-- START OF Task data --
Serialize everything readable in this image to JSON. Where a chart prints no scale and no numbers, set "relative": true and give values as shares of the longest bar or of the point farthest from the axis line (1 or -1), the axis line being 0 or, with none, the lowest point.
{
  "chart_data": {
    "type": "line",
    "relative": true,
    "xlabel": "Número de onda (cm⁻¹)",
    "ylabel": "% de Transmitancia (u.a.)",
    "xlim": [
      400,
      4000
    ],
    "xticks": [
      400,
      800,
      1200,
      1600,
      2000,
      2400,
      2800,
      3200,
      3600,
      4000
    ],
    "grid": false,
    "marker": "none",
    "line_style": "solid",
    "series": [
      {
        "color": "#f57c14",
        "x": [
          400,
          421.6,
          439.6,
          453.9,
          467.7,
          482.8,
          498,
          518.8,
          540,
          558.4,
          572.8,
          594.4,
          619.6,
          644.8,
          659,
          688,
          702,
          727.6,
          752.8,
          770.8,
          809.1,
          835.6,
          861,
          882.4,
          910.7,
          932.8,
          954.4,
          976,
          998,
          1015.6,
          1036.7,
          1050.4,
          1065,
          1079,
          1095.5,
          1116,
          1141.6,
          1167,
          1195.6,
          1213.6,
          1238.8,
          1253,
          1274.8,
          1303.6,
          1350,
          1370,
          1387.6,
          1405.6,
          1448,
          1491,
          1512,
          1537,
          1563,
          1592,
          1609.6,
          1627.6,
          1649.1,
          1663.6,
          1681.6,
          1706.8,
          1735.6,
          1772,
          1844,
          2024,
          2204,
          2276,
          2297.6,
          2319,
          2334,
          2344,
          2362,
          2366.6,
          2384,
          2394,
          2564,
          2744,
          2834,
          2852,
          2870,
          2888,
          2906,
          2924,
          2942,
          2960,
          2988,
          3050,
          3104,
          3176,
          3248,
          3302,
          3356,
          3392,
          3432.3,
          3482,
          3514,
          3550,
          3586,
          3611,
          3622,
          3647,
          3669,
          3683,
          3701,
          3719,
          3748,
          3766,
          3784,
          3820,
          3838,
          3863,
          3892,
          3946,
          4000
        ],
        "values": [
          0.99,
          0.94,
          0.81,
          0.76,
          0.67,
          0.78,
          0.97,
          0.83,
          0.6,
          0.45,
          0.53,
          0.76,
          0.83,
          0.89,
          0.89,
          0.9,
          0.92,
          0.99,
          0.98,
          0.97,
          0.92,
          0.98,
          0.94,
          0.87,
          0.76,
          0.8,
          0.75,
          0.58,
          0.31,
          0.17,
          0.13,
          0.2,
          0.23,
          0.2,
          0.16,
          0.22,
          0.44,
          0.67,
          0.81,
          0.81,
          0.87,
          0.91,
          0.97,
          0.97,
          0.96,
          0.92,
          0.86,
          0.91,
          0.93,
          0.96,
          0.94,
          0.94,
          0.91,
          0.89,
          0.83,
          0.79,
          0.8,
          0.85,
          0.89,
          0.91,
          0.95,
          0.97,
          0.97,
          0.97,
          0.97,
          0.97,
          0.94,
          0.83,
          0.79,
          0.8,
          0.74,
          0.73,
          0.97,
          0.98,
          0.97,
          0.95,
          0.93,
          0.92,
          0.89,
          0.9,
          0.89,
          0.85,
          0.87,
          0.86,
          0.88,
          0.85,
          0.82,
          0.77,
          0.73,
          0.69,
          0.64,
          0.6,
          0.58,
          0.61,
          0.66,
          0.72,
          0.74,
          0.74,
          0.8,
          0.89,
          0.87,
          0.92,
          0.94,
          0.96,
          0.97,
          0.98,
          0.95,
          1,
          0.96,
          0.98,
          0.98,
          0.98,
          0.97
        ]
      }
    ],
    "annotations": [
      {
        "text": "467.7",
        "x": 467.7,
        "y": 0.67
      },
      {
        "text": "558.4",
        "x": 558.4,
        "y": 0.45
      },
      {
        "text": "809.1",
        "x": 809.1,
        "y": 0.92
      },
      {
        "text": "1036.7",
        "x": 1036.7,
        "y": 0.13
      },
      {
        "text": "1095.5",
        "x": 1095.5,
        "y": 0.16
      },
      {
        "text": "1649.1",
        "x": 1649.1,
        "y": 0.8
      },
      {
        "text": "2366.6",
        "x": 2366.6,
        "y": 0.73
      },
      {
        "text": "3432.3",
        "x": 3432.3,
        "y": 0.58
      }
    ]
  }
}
-- END OF Task data --
* **Task statement**:
Write every record out again, unaltered.

* **Expected output**:
Serialize everything readable in this image to JSON. Where a chart prints no scale and no numbers, set "relative": true and give values as shares of the longest bar or of the point farthest from the axis line (1 or -1), the axis line being 0 or, with none, the lowest point.
{
  "chart_data": {
    "type": "line",
    "relative": true,
    "xlabel": "Número de onda (cm⁻¹)",
    "ylabel": "% de Transmitancia (u.a.)",
    "xlim": [
      400,
      4000
    ],
    "xticks": [
      400,
      800,
      1200,
      1600,
      2000,
      2400,
      2800,
      3200,
      3600,
      4000
    ],
    "grid": false,
    "marker": "none",
    "line_style": "solid",
    "series": [
      {
        "color": "#f57c14",
        "x": [
          400,
          421.6,
          439.6,
          453.9,
          467.7,
          482.8,
          498,
          518.8,
          540,
          558.4,
          572.8,
          594.4,
          619.6,
          644.8,
          659,
          688,
          702,
          727.6,
          752.8,
          770.8,
          809.1,
          835.6,
          861,
          882.4,
          910.7,
          932.8,
          954.4,
          976,
          998,
          1015.6,
          1036.7,
          1050.4,
          1065,
          1079,
          1095.5,
          1116,
          1141.6,
          1167,
          1195.6,
          1213.6,
          1238.8,
          1253,
          1274.8,
          1303.6,
          1350,
          1370,
          1387.6,
          1405.6,
          1448,
          1491,
          1512,
          1537,
          1563,
          1592,
          1609.6,
          1627.6,
          1649.1,
          1663.6,
          1681.6,
          1706.8,
          1735.6,
          1772,
          1844,
          2024,
          2204,
          2276,
          2297.6,
          2319,
          2334,
          2344,
          2362,
          2366.6,
          2384,
          2394,
          2564,
          2744,
          2834,
          2852,
          2870,
          2888,
          2906,
          2924,
          2942,
          2960,
          2988,
          3050,
          3104,
          3176,
          3248,
          3302,
          3356,
          3392,
          3432.3,
          3482,
          3514,
          3550,
          3586,
          3611,
          3622,
          3647,
          3669,
          3683,
          3701,
          3719,
          3748,
          3766,
          3784,
          3820,
          3838,
          3863,
          3892,
          3946,
          4000
        ],
        "values": [
          0.99,
          0.94,
          0.81,
          0.76,
          0.67,
          0.78,
          0.97,
          0.83,
          0.6,
          0.45,
          0.53,
          0.76,
          0.83,
          0.89,
          0.89,
          0.9,
          0.92,
          0.99,
          0.98,
          0.97,
          0.92,
          0.98,
          0.94,
          0.87,
          0.76,
          0.8,
          0.75,
          0.58,
          0.31,
          0.17,
          0.13,
          0.2,
          0.23,
          0.2,
          0.16,
          0.22,
          0.44,
          0.67,
          0.81,
          0.81,
          0.87,
          0.91,
          0.97,
          0.97,
          0.96,
          0.92,
          0.86,
          0.91,
          0.93,
          0.96,
          0.94,
          0.94,
          0.91,
          0.89,
          0.83,
          0.79,
          0.8,
          0.85,
          0.89,
          0.91,
          0.95,
          0.97,
          0.97,
          0.97,
          0.97,
          0.97,
          0.94,
          0.83,
          0.79,
          0.8,
          0.74,
          0.73,
          0.97,
          0.98,
          0.97,
          0.95,
          0.93,
          0.92,
          0.89,
          0.9,
          0.89,
          0.85,
          0.87,
          0.86,
          0.88,
          0.85,
          0.82,
          0.77,
          0.73,
          0.69,
          0.64,
          0.6,
          0.58,
          0.61,
          0.66,
          0.72,
          0.74,
          0.74,
          0.8,
          0.89,
          0.87,
          0.92,
          0.94,
          0.96,
          0.97,
          0.98,
          0.95,
          1,
          0.96,
          0.98,
          0.98,
          0.98,
          0.97
        ]
      }
    ],
    "annotations": [
      {
        "text": "467.7",
        "x": 467.7,
        "y": 0.67
      },
      {
        "text": "558.4",
        "x": 558.4,
        "y": 0.45
      },
      {
        "text": "809.1",
        "x": 809.1,
        "y": 0.92
      },
      {
        "text": "1036.7",
        "x": 1036.7,
        "y": 0.13
      },
      {
        "text": "1095.5",
        "x": 1095.5,
        "y": 0.16
      },
      {
        "text": "1649.1",
        "x": 1649.1,
        "y": 0.8
      },
      {
        "text": "2366.6",
        "x": 2366.6,
        "y": 0.73
      },
      {
        "text": "3432.3",
        "x": 3432.3,
        "y": 0.58
      }
    ]
  }
}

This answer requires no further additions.